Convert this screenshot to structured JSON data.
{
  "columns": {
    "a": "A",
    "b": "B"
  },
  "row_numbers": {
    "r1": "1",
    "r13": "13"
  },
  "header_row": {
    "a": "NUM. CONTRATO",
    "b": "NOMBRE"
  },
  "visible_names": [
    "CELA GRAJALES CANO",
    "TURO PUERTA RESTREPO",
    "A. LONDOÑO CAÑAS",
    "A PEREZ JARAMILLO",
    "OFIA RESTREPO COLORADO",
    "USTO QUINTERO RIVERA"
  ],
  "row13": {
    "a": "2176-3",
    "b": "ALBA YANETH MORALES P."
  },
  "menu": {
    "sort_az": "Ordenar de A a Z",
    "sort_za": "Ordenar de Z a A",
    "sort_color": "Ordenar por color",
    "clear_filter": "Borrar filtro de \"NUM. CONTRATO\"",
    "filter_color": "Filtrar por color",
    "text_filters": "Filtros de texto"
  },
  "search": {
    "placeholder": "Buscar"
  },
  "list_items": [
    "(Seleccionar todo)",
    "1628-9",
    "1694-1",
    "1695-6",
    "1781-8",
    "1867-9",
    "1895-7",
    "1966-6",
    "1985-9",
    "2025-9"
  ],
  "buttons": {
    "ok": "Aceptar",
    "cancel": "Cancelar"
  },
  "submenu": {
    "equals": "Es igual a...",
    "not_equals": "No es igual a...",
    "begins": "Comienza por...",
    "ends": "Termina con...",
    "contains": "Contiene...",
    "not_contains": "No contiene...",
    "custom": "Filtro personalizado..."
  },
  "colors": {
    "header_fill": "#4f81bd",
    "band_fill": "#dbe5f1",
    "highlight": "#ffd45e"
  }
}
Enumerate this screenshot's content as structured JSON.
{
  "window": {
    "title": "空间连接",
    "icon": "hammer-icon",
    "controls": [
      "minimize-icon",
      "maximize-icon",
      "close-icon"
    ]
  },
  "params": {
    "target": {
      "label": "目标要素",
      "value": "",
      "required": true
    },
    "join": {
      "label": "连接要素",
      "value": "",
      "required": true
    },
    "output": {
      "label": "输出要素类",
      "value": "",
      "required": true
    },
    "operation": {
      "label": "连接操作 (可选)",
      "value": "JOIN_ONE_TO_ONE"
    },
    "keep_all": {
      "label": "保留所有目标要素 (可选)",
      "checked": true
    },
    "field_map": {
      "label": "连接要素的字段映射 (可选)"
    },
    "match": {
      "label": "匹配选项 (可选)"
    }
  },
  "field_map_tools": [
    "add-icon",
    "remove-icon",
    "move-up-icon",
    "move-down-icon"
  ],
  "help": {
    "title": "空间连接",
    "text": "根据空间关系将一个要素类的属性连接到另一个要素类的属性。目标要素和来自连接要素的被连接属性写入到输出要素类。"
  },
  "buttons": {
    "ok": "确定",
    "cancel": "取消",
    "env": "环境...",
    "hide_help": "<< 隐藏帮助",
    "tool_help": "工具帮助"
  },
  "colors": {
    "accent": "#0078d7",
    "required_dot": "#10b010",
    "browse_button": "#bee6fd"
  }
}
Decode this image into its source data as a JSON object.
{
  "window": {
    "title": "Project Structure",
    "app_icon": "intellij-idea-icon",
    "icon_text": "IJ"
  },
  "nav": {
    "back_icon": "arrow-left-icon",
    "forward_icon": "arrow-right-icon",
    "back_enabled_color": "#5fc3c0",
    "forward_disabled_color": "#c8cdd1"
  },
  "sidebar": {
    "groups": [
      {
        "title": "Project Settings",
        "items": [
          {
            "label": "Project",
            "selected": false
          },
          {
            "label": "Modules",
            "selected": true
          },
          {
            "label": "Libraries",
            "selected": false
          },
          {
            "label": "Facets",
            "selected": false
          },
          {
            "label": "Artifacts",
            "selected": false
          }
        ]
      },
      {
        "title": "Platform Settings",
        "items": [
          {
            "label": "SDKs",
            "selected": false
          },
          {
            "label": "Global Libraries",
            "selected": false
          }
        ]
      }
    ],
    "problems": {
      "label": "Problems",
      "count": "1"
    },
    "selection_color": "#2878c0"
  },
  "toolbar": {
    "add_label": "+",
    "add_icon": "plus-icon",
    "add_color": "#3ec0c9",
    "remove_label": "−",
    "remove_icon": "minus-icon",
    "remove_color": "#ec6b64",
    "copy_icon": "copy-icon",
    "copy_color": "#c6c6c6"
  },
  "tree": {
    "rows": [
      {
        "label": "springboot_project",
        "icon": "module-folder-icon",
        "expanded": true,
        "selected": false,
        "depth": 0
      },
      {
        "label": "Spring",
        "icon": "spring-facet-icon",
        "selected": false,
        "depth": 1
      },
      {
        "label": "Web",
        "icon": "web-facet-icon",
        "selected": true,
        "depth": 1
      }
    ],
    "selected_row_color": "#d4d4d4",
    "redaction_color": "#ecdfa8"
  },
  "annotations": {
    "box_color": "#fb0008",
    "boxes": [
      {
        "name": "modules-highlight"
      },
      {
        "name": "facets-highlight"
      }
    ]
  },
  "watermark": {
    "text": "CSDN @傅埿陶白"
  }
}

### Direction
All of the material above needs to be copied exactly.

### Solution to the exercise
Convert this screenshot to structured JSON data.
{
  "columns": {
    "a": "A",
    "b": "B"
  },
  "row_numbers": {
    "r1": "1",
    "r13": "13"
  },
  "header_row": {
    "a": "NUM. CONTRATO",
    "b": "NOMBRE"
  },
  "visible_names": [
    "CELA GRAJALES CANO",
    "TURO PUERTA RESTREPO",
    "A. LONDOÑO CAÑAS",
    "A PEREZ JARAMILLO",
    "OFIA RESTREPO COLORADO",
    "USTO QUINTERO RIVERA"
  ],
  "row13": {
    "a": "2176-3",
    "b": "ALBA YANETH MORALES P."
  },
  "menu": {
    "sort_az": "Ordenar de A a Z",
    "sort_za": "Ordenar de Z a A",
    "sort_color": "Ordenar por color",
    "clear_filter": "Borrar filtro de \"NUM. CONTRATO\"",
    "filter_color": "Filtrar por color",
    "text_filters": "Filtros de texto"
  },
  "search": {
    "placeholder": "Buscar"
  },
  "list_items": [
    "(Seleccionar todo)",
    "1628-9",
    "1694-1",
    "1695-6",
    "1781-8",
    "1867-9",
    "1895-7",
    "1966-6",
    "1985-9",
    "2025-9"
  ],
  "buttons": {
    "ok": "Aceptar",
    "cancel": "Cancelar"
  },
  "submenu": {
    "equals": "Es igual a...",
    "not_equals": "No es igual a...",
    "begins": "Comienza por...",
    "ends": "Termina con...",
    "contains": "Contiene...",
    "not_contains": "No contiene...",
    "custom": "Filtro personalizado..."
  },
  "colors": {
    "header_fill": "#4f81bd",
    "band_fill": "#dbe5f1",
    "highlight": "#ffd45e"
  }
}
Enumerate this screenshot's content as structured JSON.
{
  "window": {
    "title": "空间连接",
    "icon": "hammer-icon",
    "controls": [
      "minimize-icon",
      "maximize-icon",
      "close-icon"
    ]
  },
  "params": {
    "target": {
      "label": "目标要素",
      "value": "",
      "required": true
    },
    "join": {
      "label": "连接要素",
      "value": "",
      "required": true
    },
    "output": {
      "label": "输出要素类",
      "value": "",
      "required": true
    },
    "operation": {
      "label": "连接操作 (可选)",
      "value": "JOIN_ONE_TO_ONE"
    },
    "keep_all": {
      "label": "保留所有目标要素 (可选)",
      "checked": true
    },
    "field_map": {
      "label": "连接要素的字段映射 (可选)"
    },
    "match": {
      "label": "匹配选项 (可选)"
    }
  },
  "field_map_tools": [
    "add-icon",
    "remove-icon",
    "move-up-icon",
    "move-down-icon"
  ],
  "help": {
    "title": "空间连接",
    "text": "根据空间关系将一个要素类的属性连接到另一个要素类的属性。目标要素和来自连接要素的被连接属性写入到输出要素类。"
  },
  "buttons": {
    "ok": "确定",
    "cancel": "取消",
    "env": "环境...",
    "hide_help": "<< 隐藏帮助",
    "tool_help": "工具帮助"
  },
  "colors": {
    "accent": "#0078d7",
    "required_dot": "#10b010",
    "browse_button": "#bee6fd"
  }
}
Decode this image into its source data as a JSON object.
{
  "window": {
    "title": "Project Structure",
    "app_icon": "intellij-idea-icon",
    "icon_text": "IJ"
  },
  "nav": {
    "back_icon": "arrow-left-icon",
    "forward_icon": "arrow-right-icon",
    "back_enabled_color": "#5fc3c0",
    "forward_disabled_color": "#c8cdd1"
  },
  "sidebar": {
    "groups": [
      {
        "title": "Project Settings",
        "items": [
          {
            "label": "Project",
            "selected": false
          },
          {
            "label": "Modules",
            "selected": true
          },
          {
            "label": "Libraries",
            "selected": false
          },
          {
            "label": "Facets",
            "selected": false
          },
          {
            "label": "Artifacts",
            "selected": false
          }
        ]
      },
      {
        "title": "Platform Settings",
        "items": [
          {
            "label": "SDKs",
            "selected": false
          },
          {
            "label": "Global Libraries",
            "selected": false
          }
        ]
      }
    ],
    "problems": {
      "label": "Problems",
      "count": "1"
    },
    "selection_color": "#2878c0"
  },
  "toolbar": {
    "add_label": "+",
    "add_icon": "plus-icon",
    "add_color": "#3ec0c9",
    "remove_label": "−",
    "remove_icon": "minus-icon",
    "remove_color": "#ec6b64",
    "copy_icon": "copy-icon",
    "copy_color": "#c6c6c6"
  },
  "tree": {
    "rows": [
      {
        "label": "springboot_project",
        "icon": "module-folder-icon",
        "expanded": true,
        "selected": false,
        "depth": 0
      },
      {
        "label": "Spring",
        "icon": "spring-facet-icon",
        "selected": false,
        "depth": 1
      },
      {
        "label": "Web",
        "icon": "web-facet-icon",
        "selected": true,
        "depth": 1
      }
    ],
    "selected_row_color": "#d4d4d4",
    "redaction_color": "#ecdfa8"
  },
  "annotations": {
    "box_color": "#fb0008",
    "boxes": [
      {
        "name": "modules-highlight"
      },
      {
        "name": "facets-highlight"
      }
    ]
  },
  "watermark": {
    "text": "CSDN @傅埿陶白"
  }
}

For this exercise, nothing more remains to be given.